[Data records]

____________________

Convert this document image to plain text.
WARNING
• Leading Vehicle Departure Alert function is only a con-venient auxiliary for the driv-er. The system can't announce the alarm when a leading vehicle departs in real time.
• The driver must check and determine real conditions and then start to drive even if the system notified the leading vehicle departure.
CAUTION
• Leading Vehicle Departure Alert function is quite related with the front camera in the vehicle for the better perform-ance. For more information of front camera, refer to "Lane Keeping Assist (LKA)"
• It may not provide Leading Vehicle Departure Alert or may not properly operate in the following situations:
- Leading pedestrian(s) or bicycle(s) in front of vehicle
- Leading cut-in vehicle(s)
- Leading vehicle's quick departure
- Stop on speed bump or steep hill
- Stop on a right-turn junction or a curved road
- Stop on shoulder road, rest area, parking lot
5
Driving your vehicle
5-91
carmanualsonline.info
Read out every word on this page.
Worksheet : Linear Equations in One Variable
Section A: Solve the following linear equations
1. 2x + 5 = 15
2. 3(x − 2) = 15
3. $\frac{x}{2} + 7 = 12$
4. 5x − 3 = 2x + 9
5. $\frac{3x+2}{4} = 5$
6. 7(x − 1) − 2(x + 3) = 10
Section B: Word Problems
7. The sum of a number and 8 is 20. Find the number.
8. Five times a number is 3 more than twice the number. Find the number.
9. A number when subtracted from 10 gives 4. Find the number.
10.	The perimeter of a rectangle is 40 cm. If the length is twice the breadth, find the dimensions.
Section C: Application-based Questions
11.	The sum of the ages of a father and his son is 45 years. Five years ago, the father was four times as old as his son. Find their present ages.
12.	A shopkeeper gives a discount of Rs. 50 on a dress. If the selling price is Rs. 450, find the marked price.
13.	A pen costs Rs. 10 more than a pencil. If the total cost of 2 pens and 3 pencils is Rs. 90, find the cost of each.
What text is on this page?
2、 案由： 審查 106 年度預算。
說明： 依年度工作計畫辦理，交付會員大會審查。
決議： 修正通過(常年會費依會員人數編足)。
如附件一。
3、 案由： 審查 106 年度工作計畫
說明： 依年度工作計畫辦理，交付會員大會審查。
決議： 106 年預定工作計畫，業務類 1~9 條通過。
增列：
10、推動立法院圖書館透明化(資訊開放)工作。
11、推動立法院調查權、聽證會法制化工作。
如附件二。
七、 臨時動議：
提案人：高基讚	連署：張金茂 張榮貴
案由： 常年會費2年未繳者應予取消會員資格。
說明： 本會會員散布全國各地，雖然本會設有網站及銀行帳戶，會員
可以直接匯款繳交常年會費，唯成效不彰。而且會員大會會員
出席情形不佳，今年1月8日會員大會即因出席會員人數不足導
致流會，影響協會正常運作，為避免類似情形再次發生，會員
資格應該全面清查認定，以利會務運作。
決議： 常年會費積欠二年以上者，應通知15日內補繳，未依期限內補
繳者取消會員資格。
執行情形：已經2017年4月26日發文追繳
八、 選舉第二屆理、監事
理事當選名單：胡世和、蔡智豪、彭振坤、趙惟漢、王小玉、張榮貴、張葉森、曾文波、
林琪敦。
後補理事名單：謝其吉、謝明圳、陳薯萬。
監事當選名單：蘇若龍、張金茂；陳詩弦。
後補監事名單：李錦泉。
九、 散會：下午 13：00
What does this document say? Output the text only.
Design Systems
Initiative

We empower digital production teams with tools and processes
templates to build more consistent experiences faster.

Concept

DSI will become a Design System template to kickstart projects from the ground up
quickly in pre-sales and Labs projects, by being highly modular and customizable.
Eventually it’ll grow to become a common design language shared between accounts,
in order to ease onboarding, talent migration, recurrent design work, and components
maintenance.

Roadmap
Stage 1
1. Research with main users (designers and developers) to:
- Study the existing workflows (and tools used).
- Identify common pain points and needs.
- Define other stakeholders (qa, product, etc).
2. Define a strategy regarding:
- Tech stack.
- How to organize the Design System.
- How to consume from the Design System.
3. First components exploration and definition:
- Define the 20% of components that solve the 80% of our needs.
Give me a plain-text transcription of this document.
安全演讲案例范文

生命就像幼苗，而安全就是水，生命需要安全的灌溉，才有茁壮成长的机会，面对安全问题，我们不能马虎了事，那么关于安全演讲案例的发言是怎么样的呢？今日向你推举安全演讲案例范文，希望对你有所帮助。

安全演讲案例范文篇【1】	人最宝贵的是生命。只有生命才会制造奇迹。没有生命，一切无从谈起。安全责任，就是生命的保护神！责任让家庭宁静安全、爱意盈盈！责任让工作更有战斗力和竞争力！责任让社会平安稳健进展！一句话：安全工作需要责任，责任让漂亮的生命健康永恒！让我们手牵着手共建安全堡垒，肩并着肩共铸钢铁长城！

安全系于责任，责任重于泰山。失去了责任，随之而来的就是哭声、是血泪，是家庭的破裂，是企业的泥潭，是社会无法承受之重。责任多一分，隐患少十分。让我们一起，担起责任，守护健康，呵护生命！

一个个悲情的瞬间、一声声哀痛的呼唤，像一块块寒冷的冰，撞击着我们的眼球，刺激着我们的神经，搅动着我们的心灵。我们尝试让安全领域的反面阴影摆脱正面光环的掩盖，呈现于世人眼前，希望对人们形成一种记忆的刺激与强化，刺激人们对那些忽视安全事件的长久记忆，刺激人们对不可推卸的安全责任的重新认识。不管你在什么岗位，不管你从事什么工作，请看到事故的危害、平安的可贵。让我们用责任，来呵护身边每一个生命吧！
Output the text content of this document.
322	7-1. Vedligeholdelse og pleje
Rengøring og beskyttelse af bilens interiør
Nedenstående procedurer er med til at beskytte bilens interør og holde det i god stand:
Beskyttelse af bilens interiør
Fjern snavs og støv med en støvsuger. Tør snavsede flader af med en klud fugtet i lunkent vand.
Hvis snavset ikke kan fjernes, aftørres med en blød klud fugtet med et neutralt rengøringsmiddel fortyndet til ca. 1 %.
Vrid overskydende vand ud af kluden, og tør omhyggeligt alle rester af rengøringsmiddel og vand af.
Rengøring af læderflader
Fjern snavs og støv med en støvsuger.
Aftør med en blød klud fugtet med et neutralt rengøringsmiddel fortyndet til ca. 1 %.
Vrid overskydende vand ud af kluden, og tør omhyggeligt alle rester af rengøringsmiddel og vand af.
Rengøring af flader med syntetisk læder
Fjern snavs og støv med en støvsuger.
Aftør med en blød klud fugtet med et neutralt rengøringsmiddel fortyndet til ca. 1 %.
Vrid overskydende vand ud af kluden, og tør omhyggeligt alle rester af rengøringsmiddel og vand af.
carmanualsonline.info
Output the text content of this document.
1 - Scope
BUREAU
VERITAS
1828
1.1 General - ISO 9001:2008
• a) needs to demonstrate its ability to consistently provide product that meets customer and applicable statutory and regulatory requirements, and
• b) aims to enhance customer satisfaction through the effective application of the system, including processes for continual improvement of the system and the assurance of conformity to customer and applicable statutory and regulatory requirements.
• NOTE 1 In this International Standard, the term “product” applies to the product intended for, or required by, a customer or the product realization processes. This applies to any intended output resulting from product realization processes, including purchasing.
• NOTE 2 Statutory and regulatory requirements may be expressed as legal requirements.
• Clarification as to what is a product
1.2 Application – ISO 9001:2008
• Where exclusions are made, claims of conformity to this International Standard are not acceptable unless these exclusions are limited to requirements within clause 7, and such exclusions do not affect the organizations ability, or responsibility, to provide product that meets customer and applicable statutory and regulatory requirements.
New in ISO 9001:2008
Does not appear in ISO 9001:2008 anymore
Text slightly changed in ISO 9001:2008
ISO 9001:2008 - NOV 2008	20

____________________

YOUR TASK |
Take every line from the records above that has the word "applicable" and copy it.

TASK RESPONSE |
• a) needs to demonstrate its ability to consistently provide product that meets customer and applicable statutory and regulatory requirements, and
• b) aims to enhance customer satisfaction through the effective application of the system, including processes for continual improvement of the system and the assurance of conformity to customer and applicable statutory and regulatory requirements.
• Where exclusions are made, claims of conformity to this International Standard are not acceptable unless these exclusions are limited to requirements within clause 7, and such exclusions do not affect the organizations ability, or responsibility, to provide product that meets customer and applicable statutory and regulatory requirements.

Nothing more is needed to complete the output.